Unas pocas palabras biográficas tomadas de Wikipedia.


Seamus Justin Heaney, MRIA (/ˈʃməs ˈhni/; 13 April 1939 – 30 August 2013) was an Irish poet, playwright, translator and lecturer, and the recipient of the 1995 Nobel Prize in Literature. In the early 1960s, he became a lecturer in Belfast after attending university there, and began to publish poetry. He lived in Sandymount, Dublin, from 1972 until his death.
Heaney was a professor at Harvard from 1981 to 1997 and its Poet in Residence from 1988 to 2006. From 1989 to 1994 he was also the Professor of Poetry at Oxford and in 1996 was made a Commandeur de l'Ordre des Arts et Lettres. Other awards that he received include the Geoffrey Faber Memorial Prize (1968), the E. M. Forster Award (1975), the PEN Translation Prize (1985), the Golden Wreath of Poetry (2001), T. S. Eliot Prize (2006) and two Whitbread Prizes (1996 and 1999).In 2012, he was awarded the Lifetime Recognition Award from the Griffin Trust For Excellence In Poetry. His literary papers are held by the National Library of Ireland.
Robert Lowell called him "the most important Irish poet since Yeats" and many others, including the academic John Sutherland, have echoed the sentiment that he was "the greatest poet of our age".Robert Pinsky has stated that "with his wonderful gift of eye and ear Heaney has the gift of the story-teller".Upon his death in 2013, The Independent described him as "probably the best-known poet in the world".

Provided data:
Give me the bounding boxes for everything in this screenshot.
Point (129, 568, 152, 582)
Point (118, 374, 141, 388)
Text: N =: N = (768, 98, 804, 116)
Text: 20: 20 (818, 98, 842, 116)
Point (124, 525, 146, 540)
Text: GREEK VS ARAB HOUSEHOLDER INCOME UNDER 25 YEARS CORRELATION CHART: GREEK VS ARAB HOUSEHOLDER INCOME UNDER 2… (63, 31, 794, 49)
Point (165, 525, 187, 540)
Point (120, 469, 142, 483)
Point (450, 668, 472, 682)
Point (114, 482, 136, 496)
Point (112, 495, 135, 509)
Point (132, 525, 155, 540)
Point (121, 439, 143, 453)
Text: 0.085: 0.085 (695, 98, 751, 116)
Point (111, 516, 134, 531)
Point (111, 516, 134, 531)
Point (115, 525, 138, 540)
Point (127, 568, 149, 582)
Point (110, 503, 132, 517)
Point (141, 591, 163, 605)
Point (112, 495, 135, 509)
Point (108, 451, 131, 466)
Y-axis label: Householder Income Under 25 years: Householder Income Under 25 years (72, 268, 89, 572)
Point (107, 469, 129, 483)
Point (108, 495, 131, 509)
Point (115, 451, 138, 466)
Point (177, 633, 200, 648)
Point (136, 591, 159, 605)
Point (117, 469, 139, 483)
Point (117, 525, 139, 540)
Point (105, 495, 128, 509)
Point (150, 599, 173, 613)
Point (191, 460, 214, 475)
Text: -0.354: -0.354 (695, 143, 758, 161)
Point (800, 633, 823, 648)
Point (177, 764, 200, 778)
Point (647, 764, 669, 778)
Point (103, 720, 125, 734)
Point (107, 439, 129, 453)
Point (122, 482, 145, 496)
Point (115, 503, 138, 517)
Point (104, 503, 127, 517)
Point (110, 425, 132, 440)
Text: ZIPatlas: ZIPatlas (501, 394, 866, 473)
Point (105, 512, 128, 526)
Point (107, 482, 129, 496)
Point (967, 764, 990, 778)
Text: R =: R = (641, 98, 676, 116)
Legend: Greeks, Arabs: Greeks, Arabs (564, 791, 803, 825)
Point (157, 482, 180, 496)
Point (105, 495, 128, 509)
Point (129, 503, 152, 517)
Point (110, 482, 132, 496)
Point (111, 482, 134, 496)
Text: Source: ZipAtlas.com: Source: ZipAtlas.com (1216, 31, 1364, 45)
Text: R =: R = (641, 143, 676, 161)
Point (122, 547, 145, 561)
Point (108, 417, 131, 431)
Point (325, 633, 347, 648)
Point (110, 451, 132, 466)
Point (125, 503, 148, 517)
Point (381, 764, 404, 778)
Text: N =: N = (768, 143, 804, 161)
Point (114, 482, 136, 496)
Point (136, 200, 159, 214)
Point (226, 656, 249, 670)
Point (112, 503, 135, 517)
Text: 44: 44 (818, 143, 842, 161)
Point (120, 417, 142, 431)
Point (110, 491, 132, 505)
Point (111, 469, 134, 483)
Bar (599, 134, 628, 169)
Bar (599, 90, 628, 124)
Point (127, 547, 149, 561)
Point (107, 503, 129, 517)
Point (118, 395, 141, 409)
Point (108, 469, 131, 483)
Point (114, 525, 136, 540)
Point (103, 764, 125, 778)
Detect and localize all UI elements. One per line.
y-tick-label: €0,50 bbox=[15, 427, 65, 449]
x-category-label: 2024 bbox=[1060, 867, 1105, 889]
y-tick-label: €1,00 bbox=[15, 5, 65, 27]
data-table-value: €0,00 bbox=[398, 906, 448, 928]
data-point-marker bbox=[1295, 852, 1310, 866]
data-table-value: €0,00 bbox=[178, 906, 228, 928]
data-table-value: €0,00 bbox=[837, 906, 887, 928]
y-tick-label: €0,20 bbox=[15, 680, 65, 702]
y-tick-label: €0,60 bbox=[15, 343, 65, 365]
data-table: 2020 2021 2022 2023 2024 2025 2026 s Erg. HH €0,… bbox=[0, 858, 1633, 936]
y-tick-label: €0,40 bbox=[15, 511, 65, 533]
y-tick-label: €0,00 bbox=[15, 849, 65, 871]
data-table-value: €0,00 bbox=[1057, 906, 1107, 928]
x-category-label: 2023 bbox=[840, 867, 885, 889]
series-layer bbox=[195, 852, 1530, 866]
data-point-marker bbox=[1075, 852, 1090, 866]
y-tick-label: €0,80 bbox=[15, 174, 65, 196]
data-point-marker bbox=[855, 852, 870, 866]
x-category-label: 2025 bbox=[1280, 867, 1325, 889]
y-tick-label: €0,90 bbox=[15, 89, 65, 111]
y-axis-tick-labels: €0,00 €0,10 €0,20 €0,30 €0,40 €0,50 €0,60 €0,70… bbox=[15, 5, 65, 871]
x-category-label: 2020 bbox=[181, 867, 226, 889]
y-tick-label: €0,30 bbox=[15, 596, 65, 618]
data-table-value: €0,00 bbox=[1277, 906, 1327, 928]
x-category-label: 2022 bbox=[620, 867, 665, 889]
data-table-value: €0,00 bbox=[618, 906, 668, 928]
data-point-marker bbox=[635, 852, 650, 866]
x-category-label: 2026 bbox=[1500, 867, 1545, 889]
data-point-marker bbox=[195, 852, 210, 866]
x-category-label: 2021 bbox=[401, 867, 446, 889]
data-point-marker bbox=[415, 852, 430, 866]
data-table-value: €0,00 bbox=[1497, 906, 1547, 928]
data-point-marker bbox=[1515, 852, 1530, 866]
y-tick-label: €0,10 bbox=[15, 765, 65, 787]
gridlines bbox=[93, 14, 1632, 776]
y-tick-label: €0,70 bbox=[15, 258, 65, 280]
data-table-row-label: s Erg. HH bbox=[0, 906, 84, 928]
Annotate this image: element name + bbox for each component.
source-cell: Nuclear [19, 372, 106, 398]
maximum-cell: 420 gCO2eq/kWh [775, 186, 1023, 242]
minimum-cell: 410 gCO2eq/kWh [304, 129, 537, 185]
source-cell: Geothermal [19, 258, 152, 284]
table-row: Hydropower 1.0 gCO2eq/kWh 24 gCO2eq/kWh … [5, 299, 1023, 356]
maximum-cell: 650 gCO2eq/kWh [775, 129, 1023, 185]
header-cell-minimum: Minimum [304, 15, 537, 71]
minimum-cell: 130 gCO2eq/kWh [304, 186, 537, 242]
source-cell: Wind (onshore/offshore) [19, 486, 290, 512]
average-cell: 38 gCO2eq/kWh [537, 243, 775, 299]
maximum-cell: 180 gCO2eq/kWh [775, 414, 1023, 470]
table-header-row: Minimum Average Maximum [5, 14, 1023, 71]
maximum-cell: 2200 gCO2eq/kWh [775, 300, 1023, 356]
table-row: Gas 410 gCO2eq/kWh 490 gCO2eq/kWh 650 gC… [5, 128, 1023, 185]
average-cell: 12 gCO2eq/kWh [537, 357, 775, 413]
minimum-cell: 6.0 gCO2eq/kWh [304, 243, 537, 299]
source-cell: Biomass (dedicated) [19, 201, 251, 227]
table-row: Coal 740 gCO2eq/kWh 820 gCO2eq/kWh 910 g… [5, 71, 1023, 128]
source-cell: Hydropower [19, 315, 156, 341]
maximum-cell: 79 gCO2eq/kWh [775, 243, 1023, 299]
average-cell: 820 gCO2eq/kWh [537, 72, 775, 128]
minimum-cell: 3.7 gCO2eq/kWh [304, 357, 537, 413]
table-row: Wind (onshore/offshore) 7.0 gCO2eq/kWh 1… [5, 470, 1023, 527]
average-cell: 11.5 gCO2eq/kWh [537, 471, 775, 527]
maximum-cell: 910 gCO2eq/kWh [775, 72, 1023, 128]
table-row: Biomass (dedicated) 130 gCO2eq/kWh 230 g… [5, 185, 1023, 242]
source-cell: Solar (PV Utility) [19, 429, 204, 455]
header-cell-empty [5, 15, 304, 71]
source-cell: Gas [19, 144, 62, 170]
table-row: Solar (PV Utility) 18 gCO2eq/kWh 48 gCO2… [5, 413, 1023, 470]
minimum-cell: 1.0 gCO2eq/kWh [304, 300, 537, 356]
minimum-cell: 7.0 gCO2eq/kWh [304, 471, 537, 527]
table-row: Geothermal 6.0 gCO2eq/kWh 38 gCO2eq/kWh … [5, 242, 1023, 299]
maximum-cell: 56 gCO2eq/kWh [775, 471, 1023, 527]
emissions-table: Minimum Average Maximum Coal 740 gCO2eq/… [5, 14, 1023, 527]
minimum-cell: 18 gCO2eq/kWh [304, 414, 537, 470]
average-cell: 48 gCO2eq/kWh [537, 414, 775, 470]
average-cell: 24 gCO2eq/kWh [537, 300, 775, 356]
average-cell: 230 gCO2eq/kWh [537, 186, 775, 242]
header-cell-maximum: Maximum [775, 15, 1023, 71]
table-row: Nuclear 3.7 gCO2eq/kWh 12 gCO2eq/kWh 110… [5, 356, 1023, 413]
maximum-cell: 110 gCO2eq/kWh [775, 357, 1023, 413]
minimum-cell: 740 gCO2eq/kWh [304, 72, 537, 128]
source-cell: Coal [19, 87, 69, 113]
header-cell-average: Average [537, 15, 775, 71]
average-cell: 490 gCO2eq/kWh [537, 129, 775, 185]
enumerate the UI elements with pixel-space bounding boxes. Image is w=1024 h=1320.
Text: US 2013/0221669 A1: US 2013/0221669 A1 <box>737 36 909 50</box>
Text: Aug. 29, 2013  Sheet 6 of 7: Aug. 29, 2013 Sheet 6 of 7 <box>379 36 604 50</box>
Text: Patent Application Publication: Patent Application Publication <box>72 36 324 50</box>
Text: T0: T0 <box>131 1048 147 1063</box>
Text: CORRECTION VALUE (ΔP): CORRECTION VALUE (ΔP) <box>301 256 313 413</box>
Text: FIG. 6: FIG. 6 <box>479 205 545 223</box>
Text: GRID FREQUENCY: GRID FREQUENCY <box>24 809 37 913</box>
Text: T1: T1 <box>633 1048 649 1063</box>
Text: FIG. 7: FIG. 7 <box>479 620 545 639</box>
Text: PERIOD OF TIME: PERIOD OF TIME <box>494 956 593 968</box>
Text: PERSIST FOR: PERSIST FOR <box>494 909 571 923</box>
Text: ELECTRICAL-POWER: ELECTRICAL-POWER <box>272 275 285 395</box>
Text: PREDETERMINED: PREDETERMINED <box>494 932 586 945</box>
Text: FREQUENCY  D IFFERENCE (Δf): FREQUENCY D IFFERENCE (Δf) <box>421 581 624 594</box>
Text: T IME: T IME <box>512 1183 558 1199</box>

Work required:
Using the text about Seamus Heaney, decide whether each statement agrees with it, answering yes or no and quoting the deciding words. 1. Heaney lived in Sandymount, Dublin, from 1972 until his death. 2. Heaney was the Professor of Poetry at Oxford from 1981 to 1997. 3. Heaney's literary papers are held by Harvard.

Result of the task:
1. Yes: "He lived in Sandymount, Dublin, from 1972 until his death."
2. No: "From 1989 to 1994 he was also the Professor of Poetry at Oxford"
3. No: "His literary papers are held by the National Library of Ireland."